Copy out all lines with the word "والنسائى" in them.

▶ _Data_
══════
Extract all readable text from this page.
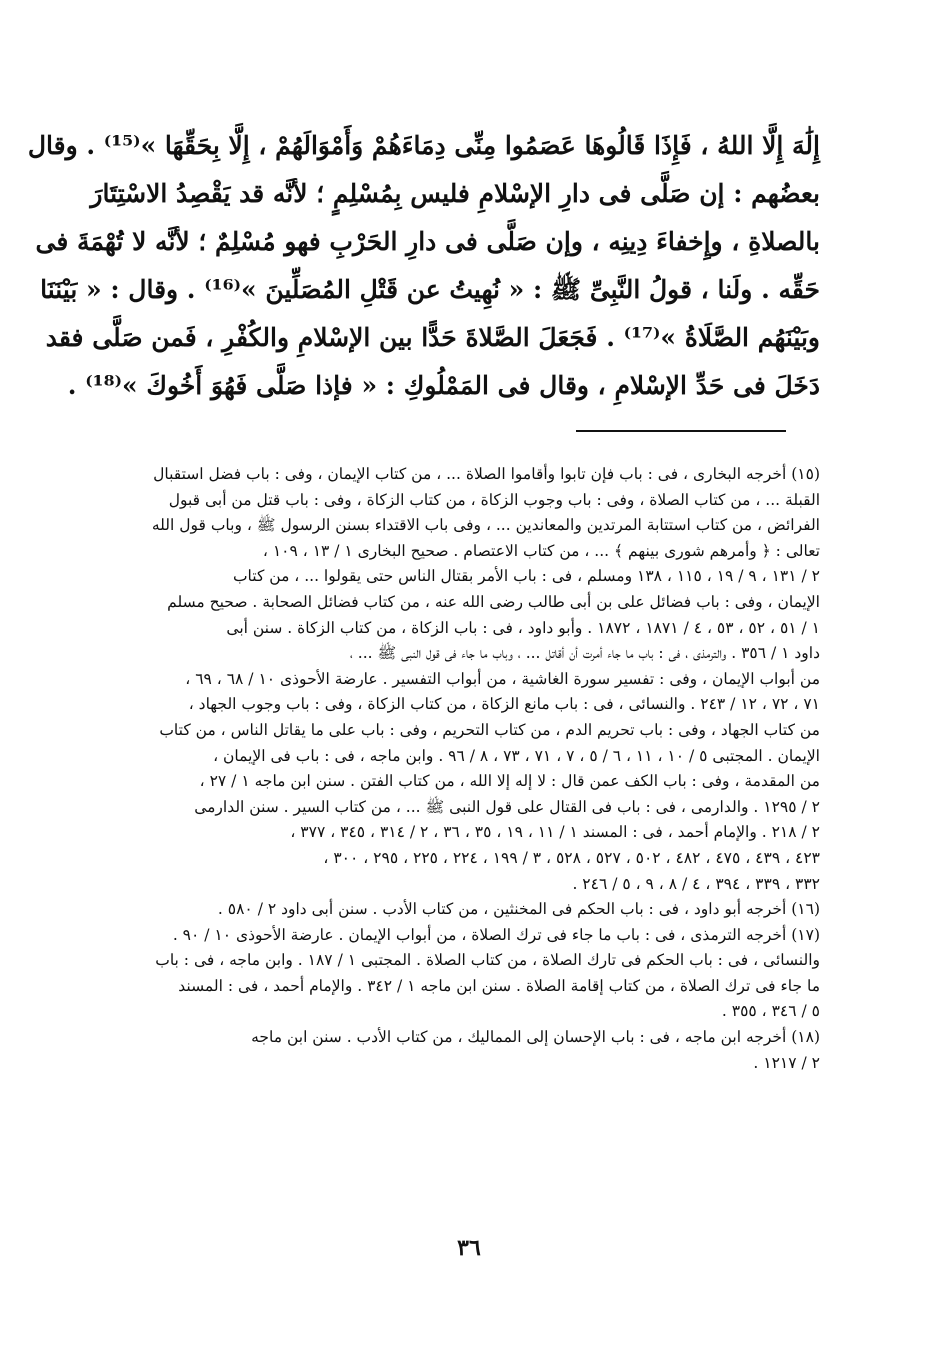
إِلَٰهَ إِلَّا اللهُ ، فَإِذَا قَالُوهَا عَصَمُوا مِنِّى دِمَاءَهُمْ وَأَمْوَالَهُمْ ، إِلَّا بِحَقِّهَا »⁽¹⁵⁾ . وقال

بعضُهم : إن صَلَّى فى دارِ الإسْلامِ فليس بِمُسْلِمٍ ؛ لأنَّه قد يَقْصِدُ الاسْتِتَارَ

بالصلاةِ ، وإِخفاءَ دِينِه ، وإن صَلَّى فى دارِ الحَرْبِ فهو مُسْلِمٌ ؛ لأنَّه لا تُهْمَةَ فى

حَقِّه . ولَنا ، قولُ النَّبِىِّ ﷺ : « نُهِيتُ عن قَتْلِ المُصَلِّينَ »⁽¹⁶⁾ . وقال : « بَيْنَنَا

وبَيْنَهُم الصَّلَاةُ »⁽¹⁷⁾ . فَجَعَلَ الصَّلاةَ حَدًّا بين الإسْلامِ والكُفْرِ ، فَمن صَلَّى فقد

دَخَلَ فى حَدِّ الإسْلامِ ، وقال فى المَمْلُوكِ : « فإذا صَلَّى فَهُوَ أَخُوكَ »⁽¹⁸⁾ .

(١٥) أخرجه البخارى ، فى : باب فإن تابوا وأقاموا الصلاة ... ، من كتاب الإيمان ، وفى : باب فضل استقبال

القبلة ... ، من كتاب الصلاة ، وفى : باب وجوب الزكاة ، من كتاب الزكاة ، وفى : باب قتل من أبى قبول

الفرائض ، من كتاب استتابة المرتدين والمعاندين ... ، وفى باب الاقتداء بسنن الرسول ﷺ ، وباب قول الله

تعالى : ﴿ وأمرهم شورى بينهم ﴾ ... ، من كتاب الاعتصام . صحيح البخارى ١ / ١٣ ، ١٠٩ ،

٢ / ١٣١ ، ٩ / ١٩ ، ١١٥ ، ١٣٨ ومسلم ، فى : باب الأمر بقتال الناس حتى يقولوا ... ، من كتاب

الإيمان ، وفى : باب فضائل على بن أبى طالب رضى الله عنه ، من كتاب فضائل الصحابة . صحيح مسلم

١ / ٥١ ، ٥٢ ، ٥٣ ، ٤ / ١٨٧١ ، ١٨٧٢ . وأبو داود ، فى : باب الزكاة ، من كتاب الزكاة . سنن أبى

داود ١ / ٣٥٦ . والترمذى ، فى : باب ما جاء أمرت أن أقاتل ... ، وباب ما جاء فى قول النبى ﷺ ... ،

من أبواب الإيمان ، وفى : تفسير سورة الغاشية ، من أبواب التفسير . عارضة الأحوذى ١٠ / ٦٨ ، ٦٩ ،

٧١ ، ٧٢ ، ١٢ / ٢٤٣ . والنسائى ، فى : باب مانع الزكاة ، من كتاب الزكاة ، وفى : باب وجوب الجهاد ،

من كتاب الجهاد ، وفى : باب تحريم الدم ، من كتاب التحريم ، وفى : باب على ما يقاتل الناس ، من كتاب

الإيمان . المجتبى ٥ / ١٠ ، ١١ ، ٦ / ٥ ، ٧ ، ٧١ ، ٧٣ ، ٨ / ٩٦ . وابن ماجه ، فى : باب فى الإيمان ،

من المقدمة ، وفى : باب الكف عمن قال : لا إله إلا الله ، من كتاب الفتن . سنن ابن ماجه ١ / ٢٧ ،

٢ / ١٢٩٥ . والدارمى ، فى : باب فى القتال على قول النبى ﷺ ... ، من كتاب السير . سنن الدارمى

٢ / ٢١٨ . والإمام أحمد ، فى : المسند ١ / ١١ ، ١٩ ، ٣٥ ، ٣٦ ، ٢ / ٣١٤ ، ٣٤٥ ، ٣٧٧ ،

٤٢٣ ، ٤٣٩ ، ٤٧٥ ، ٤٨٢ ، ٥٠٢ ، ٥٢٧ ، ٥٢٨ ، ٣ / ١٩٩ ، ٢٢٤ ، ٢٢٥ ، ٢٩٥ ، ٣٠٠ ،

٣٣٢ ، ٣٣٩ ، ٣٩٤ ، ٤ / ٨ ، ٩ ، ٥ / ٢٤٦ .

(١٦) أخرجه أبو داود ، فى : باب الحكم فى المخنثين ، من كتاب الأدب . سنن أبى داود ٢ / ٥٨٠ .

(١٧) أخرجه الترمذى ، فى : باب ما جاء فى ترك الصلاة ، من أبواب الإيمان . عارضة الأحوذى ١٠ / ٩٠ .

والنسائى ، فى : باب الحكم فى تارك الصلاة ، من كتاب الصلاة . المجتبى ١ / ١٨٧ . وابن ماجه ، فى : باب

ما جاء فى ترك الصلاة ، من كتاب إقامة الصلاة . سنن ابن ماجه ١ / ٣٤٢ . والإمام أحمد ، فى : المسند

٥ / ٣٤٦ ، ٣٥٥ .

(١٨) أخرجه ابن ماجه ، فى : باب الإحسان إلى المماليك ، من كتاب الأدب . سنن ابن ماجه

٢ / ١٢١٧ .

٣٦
══════
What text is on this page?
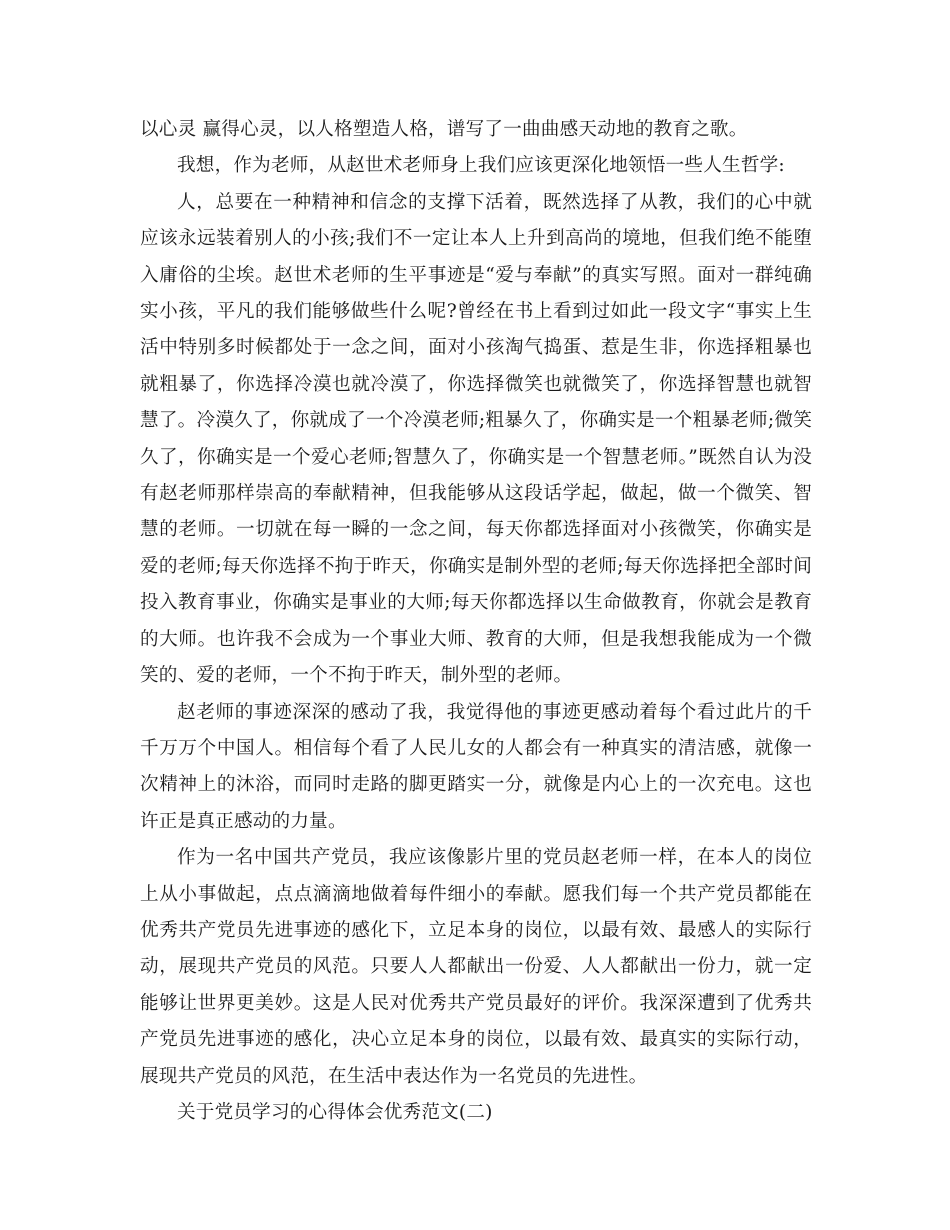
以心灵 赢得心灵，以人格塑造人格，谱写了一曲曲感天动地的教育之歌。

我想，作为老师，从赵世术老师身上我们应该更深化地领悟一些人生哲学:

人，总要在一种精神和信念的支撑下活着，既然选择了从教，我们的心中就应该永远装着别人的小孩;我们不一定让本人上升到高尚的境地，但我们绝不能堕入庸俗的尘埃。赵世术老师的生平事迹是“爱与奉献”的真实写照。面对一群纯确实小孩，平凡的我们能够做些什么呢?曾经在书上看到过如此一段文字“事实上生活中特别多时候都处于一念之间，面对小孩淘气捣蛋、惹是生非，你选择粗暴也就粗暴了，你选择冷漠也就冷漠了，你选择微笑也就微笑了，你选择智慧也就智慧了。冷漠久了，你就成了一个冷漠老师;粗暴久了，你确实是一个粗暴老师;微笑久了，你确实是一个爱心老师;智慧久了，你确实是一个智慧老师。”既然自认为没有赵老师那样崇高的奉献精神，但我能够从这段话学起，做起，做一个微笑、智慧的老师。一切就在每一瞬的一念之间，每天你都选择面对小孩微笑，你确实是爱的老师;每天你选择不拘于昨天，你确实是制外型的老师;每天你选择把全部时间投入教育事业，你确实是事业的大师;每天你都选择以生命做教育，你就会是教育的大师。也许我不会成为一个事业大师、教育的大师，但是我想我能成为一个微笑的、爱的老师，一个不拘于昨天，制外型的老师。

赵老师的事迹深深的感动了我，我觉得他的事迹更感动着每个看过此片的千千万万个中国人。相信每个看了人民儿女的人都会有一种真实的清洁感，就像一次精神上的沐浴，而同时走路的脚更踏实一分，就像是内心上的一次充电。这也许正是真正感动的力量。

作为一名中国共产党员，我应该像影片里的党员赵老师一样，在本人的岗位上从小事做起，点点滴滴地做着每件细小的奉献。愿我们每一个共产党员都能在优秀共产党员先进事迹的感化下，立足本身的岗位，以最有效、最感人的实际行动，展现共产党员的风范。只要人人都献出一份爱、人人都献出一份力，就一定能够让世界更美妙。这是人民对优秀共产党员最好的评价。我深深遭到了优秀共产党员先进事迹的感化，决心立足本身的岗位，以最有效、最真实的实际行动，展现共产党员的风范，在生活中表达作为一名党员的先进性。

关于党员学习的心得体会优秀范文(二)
══════
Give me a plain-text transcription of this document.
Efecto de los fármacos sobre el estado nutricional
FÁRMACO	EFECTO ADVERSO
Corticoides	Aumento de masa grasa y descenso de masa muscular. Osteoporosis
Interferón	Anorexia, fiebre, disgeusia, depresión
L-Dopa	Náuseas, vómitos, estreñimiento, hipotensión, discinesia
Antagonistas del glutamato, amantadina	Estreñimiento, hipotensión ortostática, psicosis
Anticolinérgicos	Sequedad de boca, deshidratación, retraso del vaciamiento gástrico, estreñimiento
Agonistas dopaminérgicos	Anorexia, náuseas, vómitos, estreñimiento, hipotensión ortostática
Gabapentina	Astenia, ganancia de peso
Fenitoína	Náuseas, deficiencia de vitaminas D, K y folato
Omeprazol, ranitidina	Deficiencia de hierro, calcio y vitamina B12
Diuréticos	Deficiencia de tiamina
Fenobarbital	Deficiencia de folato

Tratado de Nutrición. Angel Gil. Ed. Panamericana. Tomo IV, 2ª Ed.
══════
▶ _Solution to this exercise_
٧١ ، ٧٢ ، ١٢ / ٢٤٣ . والنسائى ، فى : باب مانع الزكاة ، من كتاب الزكاة ، وفى : باب وجوب الجهاد ،
والنسائى ، فى : باب الحكم فى تارك الصلاة ، من كتاب الصلاة . المجتبى ١ / ١٨٧ . وابن ماجه ، فى : باب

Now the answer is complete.